— Begin MATERIAL SHOWN —

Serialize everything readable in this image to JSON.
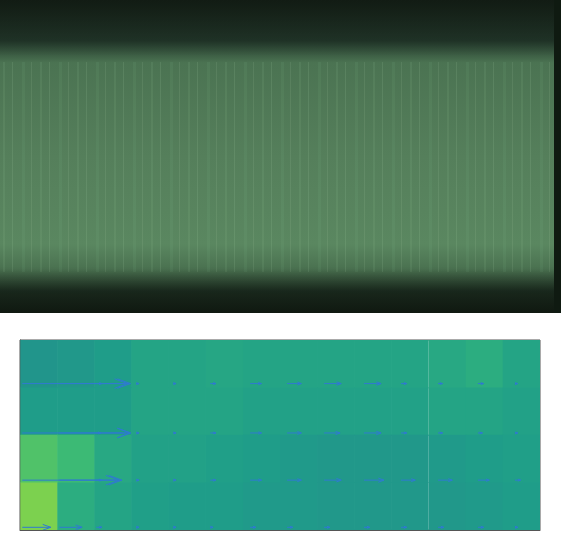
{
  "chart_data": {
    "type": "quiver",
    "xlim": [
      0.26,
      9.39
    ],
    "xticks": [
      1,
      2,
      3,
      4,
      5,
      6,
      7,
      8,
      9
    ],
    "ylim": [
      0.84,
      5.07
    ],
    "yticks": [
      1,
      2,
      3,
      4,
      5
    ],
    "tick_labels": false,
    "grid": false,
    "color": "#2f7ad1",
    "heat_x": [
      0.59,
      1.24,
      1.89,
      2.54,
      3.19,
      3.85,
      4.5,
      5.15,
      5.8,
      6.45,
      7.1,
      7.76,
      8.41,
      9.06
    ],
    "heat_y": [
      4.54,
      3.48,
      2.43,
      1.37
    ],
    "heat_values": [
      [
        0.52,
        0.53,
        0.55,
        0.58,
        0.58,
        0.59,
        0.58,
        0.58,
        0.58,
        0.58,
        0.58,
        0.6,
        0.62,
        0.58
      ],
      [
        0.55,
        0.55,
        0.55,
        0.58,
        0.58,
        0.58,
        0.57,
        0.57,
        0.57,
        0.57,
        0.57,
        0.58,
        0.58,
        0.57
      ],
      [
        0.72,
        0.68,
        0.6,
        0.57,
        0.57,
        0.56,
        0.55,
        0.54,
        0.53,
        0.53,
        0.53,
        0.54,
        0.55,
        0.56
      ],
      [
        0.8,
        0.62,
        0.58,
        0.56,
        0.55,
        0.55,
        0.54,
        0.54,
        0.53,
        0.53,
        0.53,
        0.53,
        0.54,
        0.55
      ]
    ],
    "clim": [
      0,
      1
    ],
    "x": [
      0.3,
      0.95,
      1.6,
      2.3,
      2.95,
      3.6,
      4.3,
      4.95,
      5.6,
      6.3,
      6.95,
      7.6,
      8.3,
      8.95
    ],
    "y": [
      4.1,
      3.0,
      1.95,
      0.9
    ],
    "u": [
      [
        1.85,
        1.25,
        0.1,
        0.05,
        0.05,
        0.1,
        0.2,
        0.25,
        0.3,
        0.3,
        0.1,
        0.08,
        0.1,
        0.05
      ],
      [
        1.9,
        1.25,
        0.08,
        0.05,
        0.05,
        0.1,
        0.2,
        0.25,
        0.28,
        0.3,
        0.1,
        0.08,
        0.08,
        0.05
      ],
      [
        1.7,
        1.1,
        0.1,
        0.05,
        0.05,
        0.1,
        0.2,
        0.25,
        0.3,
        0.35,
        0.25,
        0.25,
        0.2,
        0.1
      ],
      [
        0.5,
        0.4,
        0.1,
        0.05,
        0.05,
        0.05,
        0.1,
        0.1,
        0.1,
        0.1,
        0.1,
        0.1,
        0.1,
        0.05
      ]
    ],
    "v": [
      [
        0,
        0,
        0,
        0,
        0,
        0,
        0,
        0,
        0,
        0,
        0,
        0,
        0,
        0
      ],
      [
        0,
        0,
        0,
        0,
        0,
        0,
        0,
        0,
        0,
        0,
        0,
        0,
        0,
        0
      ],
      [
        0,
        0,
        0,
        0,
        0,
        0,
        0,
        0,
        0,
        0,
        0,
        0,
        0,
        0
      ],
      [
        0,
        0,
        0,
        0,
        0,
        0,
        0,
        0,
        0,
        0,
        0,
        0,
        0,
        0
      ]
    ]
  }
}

— End MATERIAL SHOWN —
— Begin MATERIAL SHOWN —

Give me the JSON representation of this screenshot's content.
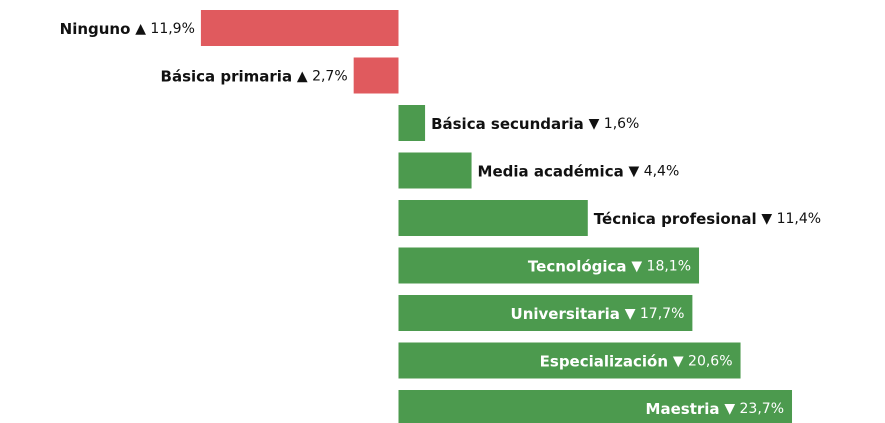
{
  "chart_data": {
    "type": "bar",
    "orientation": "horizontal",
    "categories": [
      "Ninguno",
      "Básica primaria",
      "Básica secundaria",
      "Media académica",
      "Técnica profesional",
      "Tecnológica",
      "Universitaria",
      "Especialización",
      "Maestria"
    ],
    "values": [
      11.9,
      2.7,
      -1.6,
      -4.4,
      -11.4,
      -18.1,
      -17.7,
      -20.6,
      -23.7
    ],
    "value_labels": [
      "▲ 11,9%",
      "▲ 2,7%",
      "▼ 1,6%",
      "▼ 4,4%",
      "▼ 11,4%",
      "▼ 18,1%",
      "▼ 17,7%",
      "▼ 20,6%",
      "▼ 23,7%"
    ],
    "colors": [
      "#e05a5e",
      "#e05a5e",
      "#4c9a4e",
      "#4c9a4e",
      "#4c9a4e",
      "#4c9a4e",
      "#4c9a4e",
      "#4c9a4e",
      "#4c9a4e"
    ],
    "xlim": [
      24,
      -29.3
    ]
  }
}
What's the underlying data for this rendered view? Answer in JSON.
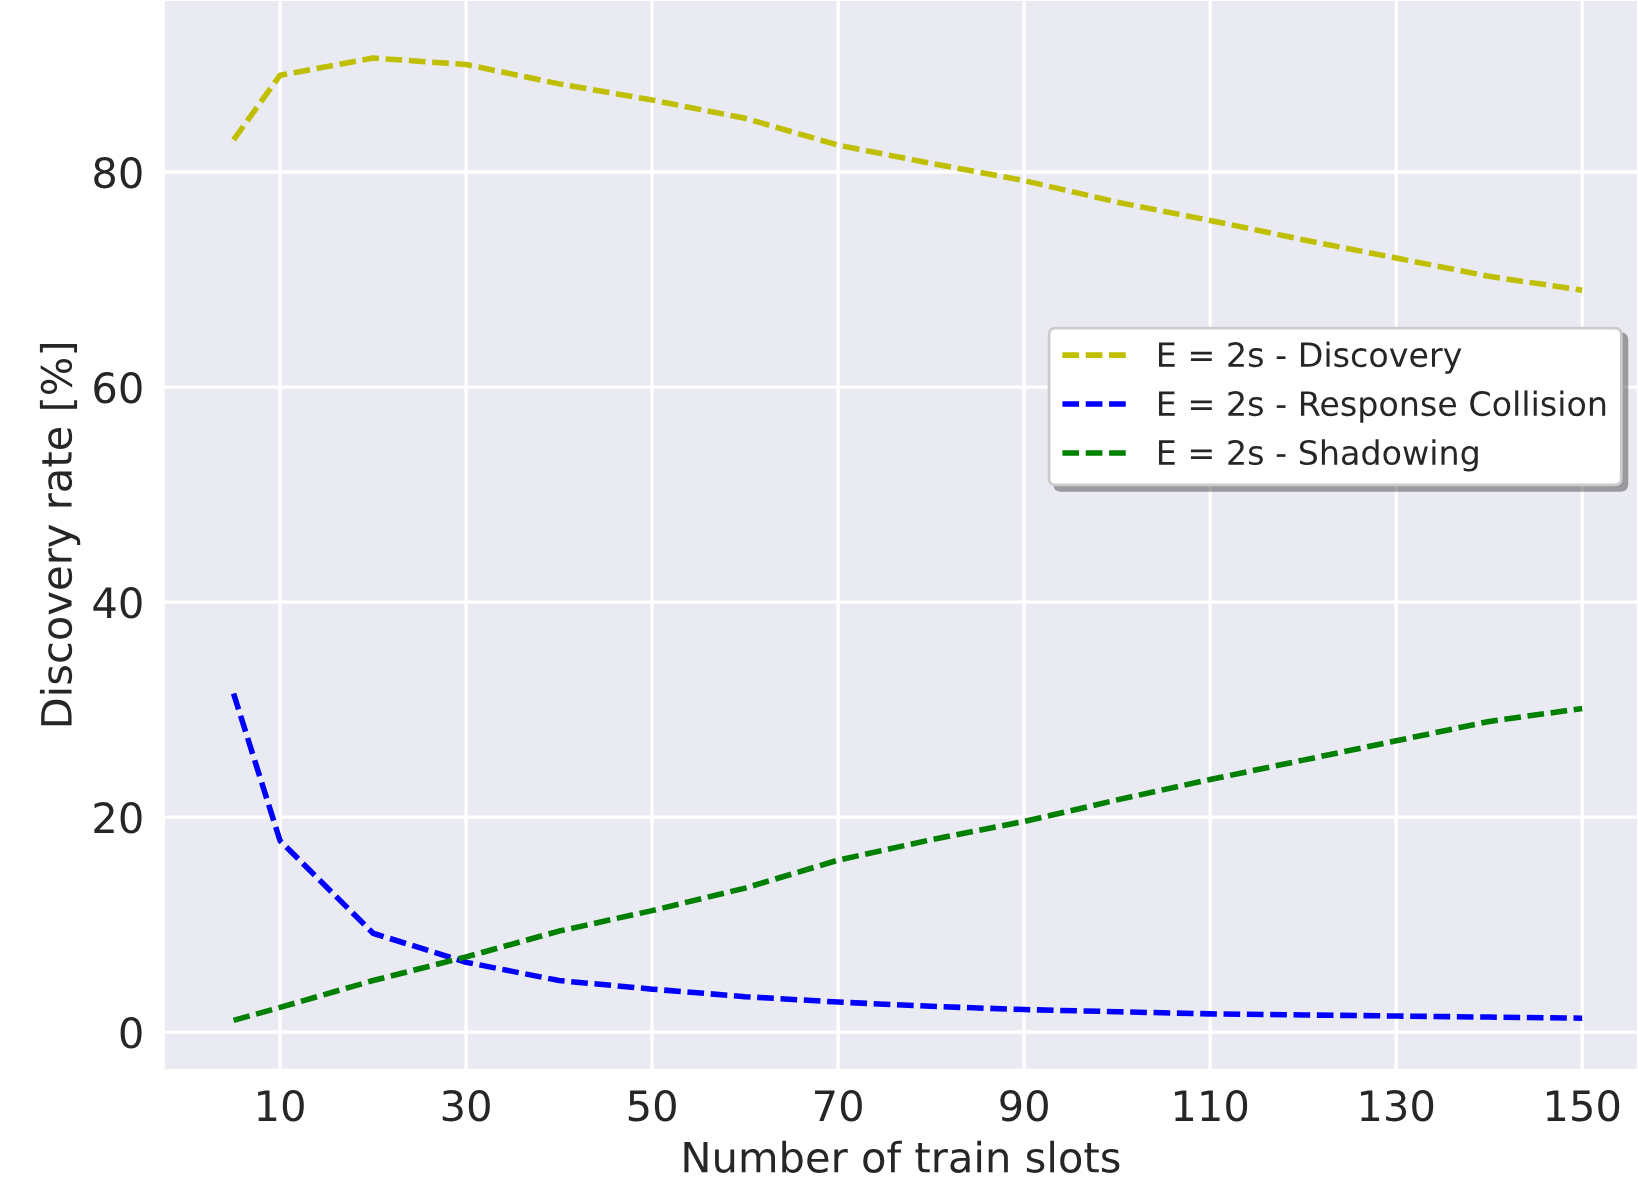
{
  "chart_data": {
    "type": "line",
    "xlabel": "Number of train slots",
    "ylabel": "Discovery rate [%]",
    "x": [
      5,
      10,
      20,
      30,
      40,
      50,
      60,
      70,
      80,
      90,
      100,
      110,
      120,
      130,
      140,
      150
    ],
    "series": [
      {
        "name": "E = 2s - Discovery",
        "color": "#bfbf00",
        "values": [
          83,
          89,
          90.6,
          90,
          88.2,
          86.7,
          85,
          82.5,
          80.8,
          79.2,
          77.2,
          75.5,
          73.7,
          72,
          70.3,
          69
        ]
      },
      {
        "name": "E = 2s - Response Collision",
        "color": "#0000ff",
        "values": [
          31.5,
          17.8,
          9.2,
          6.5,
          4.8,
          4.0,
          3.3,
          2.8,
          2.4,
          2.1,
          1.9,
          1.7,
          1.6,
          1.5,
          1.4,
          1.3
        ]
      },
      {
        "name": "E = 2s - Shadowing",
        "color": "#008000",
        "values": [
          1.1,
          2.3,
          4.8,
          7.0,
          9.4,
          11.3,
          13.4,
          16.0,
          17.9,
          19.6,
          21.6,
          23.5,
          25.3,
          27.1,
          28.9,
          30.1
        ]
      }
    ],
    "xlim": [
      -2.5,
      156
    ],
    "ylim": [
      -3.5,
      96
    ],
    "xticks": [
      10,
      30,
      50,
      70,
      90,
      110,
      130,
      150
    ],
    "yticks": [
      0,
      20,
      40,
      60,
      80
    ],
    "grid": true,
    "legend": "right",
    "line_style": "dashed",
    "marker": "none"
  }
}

— End MATERIAL SHOWN —

SET EXERCISE » From the data above, copy each line where the string "name" appears.

PROBLEM SOLUTION »
        "name": "E = 2s - Discovery",
        "name": "E = 2s - Response Collision",
        "name": "E = 2s - Shadowing",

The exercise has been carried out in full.